# WHAT YOU NEED TO DO:
In the records that follow, show each line where the word "Plain" is present.

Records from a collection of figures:
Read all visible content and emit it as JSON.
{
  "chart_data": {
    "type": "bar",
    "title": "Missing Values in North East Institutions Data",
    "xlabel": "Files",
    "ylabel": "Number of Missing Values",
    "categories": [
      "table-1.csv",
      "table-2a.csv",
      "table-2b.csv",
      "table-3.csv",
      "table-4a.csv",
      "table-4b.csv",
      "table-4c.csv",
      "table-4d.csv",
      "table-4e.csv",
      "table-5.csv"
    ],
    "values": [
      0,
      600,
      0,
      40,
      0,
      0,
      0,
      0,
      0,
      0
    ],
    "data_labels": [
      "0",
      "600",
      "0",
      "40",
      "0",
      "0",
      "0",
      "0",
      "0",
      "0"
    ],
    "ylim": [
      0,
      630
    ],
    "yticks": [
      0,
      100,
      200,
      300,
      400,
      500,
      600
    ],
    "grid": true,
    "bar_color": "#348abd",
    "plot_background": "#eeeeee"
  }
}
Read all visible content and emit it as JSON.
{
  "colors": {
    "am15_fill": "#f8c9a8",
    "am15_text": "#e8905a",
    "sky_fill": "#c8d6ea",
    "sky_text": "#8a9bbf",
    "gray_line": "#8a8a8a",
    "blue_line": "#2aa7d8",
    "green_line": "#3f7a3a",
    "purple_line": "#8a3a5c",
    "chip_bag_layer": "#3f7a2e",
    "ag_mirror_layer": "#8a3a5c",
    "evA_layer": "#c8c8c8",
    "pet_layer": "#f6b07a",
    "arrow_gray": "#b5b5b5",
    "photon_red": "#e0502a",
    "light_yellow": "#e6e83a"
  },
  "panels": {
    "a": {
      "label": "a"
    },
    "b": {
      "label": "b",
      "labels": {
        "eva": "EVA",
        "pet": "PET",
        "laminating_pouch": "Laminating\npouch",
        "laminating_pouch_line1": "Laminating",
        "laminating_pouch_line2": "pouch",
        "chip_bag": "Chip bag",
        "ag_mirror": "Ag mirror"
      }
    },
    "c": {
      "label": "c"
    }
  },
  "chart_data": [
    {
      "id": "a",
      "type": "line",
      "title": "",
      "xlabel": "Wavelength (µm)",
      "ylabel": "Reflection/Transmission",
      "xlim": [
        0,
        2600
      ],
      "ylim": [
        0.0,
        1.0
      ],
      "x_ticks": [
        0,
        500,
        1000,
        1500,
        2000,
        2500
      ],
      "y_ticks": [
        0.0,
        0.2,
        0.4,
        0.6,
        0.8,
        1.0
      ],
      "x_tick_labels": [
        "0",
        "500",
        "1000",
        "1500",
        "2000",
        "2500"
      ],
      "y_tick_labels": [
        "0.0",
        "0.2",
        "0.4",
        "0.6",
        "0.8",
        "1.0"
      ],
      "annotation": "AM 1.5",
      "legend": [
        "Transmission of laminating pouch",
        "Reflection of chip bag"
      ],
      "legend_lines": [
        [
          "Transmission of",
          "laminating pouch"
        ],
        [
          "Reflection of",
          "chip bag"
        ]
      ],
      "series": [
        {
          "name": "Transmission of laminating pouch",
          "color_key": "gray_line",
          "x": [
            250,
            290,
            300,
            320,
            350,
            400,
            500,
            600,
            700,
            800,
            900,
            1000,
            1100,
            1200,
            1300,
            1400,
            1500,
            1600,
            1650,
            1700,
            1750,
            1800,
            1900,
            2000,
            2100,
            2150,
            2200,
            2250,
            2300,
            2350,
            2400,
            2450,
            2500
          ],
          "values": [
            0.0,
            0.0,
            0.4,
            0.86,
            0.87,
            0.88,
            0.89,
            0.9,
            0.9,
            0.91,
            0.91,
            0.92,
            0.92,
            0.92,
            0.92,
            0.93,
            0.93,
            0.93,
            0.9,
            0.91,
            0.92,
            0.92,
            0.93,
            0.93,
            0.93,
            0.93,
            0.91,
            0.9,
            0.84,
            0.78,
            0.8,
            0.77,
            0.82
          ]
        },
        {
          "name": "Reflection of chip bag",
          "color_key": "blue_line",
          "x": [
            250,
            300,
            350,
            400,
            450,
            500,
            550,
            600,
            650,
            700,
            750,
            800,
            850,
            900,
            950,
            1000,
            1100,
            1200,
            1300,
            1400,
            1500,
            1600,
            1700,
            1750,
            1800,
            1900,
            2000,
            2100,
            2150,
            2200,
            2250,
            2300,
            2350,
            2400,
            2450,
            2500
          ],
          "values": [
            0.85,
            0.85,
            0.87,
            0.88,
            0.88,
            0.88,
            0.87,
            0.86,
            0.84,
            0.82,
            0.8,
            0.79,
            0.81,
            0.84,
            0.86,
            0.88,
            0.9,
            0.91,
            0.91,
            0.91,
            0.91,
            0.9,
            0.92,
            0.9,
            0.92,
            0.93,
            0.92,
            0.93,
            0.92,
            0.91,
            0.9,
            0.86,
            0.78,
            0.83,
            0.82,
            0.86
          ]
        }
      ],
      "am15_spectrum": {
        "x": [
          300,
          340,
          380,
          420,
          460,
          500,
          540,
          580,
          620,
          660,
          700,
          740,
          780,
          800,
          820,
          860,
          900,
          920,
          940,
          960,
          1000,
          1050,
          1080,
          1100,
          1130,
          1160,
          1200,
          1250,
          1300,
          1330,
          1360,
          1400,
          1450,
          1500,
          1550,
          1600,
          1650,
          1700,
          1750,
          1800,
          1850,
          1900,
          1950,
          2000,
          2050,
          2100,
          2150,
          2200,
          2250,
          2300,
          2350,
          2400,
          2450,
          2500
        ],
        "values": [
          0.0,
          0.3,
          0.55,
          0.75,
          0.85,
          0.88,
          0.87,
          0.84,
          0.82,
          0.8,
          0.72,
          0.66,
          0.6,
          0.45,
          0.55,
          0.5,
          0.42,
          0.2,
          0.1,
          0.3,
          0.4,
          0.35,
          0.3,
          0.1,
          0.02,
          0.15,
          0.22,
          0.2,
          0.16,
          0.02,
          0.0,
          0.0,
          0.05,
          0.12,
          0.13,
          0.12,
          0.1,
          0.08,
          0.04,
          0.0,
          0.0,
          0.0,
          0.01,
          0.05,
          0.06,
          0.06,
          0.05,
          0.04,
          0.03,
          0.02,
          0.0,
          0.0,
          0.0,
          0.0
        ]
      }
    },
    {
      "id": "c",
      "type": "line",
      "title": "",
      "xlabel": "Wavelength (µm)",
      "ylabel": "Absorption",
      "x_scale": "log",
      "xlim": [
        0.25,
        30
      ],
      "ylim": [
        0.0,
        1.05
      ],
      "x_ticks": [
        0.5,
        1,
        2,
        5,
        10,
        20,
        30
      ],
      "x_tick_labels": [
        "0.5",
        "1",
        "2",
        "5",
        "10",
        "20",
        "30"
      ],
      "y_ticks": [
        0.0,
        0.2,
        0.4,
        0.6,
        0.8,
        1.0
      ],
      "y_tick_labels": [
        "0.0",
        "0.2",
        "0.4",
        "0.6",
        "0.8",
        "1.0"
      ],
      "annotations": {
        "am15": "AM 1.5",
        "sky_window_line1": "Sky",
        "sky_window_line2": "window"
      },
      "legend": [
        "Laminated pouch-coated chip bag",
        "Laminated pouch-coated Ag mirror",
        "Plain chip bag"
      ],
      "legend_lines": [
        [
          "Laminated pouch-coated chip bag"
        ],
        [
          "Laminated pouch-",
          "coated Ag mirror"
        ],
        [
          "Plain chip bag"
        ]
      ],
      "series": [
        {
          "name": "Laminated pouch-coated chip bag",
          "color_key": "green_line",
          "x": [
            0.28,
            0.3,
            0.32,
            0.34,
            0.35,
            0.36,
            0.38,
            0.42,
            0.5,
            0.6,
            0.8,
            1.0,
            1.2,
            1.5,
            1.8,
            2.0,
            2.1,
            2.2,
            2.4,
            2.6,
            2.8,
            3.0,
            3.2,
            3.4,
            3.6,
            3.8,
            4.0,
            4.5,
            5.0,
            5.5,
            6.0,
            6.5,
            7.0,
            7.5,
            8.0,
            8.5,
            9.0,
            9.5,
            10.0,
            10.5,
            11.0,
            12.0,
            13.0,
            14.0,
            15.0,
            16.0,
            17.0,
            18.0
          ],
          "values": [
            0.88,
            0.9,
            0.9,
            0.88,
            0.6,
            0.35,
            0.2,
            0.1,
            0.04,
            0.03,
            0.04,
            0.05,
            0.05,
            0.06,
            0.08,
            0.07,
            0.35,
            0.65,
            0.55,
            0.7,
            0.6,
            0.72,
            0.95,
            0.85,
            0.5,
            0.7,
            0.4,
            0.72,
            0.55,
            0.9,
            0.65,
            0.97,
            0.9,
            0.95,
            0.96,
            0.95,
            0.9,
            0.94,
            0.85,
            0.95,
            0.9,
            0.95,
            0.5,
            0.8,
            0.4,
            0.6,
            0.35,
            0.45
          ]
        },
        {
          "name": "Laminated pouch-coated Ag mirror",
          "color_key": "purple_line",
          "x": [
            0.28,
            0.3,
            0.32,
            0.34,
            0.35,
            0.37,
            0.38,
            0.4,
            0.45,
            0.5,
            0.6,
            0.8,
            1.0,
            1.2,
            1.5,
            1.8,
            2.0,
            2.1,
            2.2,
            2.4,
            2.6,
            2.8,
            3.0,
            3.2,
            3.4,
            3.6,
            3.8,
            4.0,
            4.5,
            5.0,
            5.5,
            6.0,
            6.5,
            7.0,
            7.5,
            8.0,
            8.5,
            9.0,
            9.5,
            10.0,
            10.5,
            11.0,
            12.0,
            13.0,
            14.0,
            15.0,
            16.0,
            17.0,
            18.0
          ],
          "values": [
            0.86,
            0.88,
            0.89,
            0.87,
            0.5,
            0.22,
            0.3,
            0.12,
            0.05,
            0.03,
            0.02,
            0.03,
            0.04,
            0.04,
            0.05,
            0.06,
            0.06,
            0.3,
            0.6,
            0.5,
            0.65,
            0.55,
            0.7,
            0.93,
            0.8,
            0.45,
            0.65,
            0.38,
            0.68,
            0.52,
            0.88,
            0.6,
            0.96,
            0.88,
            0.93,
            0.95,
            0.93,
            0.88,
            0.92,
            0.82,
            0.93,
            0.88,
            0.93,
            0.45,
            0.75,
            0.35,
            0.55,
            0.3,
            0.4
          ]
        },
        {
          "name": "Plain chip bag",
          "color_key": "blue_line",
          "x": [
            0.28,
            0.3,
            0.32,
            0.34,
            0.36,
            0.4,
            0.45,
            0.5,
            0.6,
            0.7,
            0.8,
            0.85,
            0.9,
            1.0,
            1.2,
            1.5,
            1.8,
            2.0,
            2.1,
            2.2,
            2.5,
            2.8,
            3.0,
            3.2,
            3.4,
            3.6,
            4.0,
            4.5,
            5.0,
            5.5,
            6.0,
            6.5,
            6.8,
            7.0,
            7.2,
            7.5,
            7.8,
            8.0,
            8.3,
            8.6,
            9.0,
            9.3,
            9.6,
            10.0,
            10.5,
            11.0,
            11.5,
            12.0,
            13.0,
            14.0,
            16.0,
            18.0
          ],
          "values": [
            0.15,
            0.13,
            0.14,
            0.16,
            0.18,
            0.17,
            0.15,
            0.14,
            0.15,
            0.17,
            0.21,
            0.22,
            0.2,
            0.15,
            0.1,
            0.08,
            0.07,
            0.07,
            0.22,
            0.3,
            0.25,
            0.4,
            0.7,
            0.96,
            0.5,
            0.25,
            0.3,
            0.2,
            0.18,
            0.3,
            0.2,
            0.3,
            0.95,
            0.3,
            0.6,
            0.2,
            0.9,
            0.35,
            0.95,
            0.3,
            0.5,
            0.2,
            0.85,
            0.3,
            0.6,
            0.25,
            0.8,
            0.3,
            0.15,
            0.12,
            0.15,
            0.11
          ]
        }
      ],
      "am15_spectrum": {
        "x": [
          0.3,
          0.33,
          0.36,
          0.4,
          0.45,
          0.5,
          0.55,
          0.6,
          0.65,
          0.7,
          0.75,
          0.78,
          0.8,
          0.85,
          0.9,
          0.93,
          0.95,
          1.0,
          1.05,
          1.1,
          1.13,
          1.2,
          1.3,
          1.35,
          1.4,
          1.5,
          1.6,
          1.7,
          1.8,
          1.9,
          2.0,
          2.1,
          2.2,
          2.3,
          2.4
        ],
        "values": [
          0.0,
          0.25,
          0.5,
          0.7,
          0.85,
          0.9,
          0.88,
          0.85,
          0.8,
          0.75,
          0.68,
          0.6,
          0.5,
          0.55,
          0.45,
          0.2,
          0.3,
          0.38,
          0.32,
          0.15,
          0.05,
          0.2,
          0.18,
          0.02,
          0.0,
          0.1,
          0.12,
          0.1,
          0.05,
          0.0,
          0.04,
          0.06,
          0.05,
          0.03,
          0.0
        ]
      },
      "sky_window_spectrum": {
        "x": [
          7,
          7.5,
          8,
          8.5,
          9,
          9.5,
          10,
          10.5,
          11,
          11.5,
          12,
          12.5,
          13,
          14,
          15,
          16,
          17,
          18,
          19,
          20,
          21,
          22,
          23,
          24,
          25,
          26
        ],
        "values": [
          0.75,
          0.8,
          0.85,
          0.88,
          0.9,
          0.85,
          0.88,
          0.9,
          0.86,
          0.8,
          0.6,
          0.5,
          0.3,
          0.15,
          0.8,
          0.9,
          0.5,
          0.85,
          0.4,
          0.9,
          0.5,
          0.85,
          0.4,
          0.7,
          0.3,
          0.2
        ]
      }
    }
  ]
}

# WRITTEN SOLUTION:
        "Plain chip bag"
          "Plain chip bag"
          "name": "Plain chip bag",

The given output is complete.